Records from a dataset:
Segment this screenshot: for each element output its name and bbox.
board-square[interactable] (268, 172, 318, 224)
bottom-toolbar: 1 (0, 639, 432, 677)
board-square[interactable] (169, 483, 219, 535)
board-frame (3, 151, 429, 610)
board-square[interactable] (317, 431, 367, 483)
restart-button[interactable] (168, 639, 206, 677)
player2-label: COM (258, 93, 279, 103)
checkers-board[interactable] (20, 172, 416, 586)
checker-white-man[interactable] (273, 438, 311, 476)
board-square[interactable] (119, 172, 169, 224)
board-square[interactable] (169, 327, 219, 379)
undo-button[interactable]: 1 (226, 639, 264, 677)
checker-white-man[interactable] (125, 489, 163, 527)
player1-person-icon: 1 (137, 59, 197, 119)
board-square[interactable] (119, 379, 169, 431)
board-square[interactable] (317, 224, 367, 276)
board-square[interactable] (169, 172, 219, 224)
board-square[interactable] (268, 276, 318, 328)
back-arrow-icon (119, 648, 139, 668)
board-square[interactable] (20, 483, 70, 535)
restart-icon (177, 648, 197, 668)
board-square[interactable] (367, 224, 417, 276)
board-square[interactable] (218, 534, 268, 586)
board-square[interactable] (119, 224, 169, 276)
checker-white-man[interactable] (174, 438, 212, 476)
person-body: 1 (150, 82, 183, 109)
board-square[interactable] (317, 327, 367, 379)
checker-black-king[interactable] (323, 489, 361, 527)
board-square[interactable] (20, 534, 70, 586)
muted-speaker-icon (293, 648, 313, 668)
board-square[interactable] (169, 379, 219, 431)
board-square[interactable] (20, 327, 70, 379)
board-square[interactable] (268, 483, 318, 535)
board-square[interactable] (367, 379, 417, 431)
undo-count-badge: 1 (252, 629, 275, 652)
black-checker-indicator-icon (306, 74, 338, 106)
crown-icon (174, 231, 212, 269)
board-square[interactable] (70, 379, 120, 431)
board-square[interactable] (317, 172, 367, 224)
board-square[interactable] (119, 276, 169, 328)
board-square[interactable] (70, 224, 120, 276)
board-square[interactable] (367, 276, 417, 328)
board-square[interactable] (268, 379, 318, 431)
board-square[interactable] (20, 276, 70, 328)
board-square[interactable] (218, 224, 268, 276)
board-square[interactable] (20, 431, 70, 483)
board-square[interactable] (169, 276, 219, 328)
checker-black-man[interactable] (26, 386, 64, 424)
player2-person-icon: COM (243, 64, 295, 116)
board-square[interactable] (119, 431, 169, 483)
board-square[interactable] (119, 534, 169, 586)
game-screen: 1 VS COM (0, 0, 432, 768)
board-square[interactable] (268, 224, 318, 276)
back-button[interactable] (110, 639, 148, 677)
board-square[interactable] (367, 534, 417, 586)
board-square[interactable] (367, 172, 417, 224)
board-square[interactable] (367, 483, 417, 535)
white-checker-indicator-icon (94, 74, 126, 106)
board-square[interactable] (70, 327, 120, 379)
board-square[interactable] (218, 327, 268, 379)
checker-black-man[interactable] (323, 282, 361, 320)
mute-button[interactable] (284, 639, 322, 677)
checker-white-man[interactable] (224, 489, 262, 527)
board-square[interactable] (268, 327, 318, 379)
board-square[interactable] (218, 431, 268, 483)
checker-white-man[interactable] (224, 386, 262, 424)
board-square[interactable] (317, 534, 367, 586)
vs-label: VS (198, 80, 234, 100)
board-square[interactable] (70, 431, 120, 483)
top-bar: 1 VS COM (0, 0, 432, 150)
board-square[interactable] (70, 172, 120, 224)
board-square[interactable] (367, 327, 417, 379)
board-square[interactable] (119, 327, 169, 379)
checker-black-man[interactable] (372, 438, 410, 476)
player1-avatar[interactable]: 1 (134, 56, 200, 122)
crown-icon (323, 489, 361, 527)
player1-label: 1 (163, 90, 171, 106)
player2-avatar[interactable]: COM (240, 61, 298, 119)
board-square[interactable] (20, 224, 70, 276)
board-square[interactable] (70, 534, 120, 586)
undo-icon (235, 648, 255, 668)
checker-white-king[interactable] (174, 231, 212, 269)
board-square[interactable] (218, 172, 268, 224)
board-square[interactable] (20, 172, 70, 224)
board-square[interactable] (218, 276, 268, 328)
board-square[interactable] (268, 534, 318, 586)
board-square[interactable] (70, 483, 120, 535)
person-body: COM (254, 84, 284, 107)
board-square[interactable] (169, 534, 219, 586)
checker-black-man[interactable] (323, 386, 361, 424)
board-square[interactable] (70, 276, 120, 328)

→ WORK INSTRUCTIONS
Copy every one of the items above word for word, keeping each line unchanged.

→ RESULT BELOW
Segment this screenshot: for each element output its name and bbox.
board-square[interactable] (268, 172, 318, 224)
bottom-toolbar: 1 (0, 639, 432, 677)
board-square[interactable] (169, 483, 219, 535)
board-frame (3, 151, 429, 610)
board-square[interactable] (317, 431, 367, 483)
restart-button[interactable] (168, 639, 206, 677)
player2-label: COM (258, 93, 279, 103)
checkers-board[interactable] (20, 172, 416, 586)
checker-white-man[interactable] (273, 438, 311, 476)
board-square[interactable] (119, 172, 169, 224)
board-square[interactable] (169, 327, 219, 379)
undo-button[interactable]: 1 (226, 639, 264, 677)
checker-white-man[interactable] (125, 489, 163, 527)
player1-person-icon: 1 (137, 59, 197, 119)
board-square[interactable] (119, 379, 169, 431)
board-square[interactable] (317, 224, 367, 276)
board-square[interactable] (169, 172, 219, 224)
board-square[interactable] (268, 276, 318, 328)
back-arrow-icon (119, 648, 139, 668)
board-square[interactable] (20, 483, 70, 535)
restart-icon (177, 648, 197, 668)
board-square[interactable] (367, 224, 417, 276)
board-square[interactable] (218, 534, 268, 586)
board-square[interactable] (119, 224, 169, 276)
checker-white-man[interactable] (174, 438, 212, 476)
person-body: 1 (150, 82, 183, 109)
board-square[interactable] (317, 327, 367, 379)
checker-black-king[interactable] (323, 489, 361, 527)
board-square[interactable] (20, 534, 70, 586)
muted-speaker-icon (293, 648, 313, 668)
board-square[interactable] (169, 379, 219, 431)
board-square[interactable] (20, 327, 70, 379)
board-square[interactable] (268, 483, 318, 535)
board-square[interactable] (367, 379, 417, 431)
undo-count-badge: 1 (252, 629, 275, 652)
black-checker-indicator-icon (306, 74, 338, 106)
crown-icon (174, 231, 212, 269)
board-square[interactable] (70, 379, 120, 431)
board-square[interactable] (317, 172, 367, 224)
board-square[interactable] (119, 276, 169, 328)
board-square[interactable] (70, 224, 120, 276)
board-square[interactable] (367, 276, 417, 328)
board-square[interactable] (268, 379, 318, 431)
board-square[interactable] (20, 276, 70, 328)
board-square[interactable] (218, 224, 268, 276)
board-square[interactable] (20, 431, 70, 483)
board-square[interactable] (169, 276, 219, 328)
checker-black-man[interactable] (26, 386, 64, 424)
player2-person-icon: COM (243, 64, 295, 116)
board-square[interactable] (119, 431, 169, 483)
board-square[interactable] (119, 534, 169, 586)
game-screen: 1 VS COM (0, 0, 432, 768)
board-square[interactable] (268, 224, 318, 276)
back-button[interactable] (110, 639, 148, 677)
board-square[interactable] (367, 534, 417, 586)
board-square[interactable] (367, 172, 417, 224)
board-square[interactable] (367, 483, 417, 535)
white-checker-indicator-icon (94, 74, 126, 106)
board-square[interactable] (70, 327, 120, 379)
board-square[interactable] (218, 327, 268, 379)
checker-black-man[interactable] (323, 282, 361, 320)
mute-button[interactable] (284, 639, 322, 677)
checker-white-man[interactable] (224, 489, 262, 527)
board-square[interactable] (268, 327, 318, 379)
board-square[interactable] (218, 431, 268, 483)
checker-white-man[interactable] (224, 386, 262, 424)
board-square[interactable] (317, 534, 367, 586)
vs-label: VS (198, 80, 234, 100)
board-square[interactable] (70, 431, 120, 483)
top-bar: 1 VS COM (0, 0, 432, 150)
board-square[interactable] (70, 172, 120, 224)
board-square[interactable] (367, 327, 417, 379)
board-square[interactable] (119, 327, 169, 379)
checker-black-man[interactable] (372, 438, 410, 476)
player1-avatar[interactable]: 1 (134, 56, 200, 122)
crown-icon (323, 489, 361, 527)
player1-label: 1 (163, 90, 171, 106)
player2-avatar[interactable]: COM (240, 61, 298, 119)
board-square[interactable] (20, 224, 70, 276)
board-square[interactable] (70, 534, 120, 586)
undo-icon (235, 648, 255, 668)
checker-white-king[interactable] (174, 231, 212, 269)
board-square[interactable] (218, 172, 268, 224)
board-square[interactable] (20, 172, 70, 224)
board-square[interactable] (218, 276, 268, 328)
board-square[interactable] (268, 534, 318, 586)
board-square[interactable] (70, 483, 120, 535)
person-body: COM (254, 84, 284, 107)
board-square[interactable] (169, 534, 219, 586)
checker-black-man[interactable] (323, 386, 361, 424)
board-square[interactable] (70, 276, 120, 328)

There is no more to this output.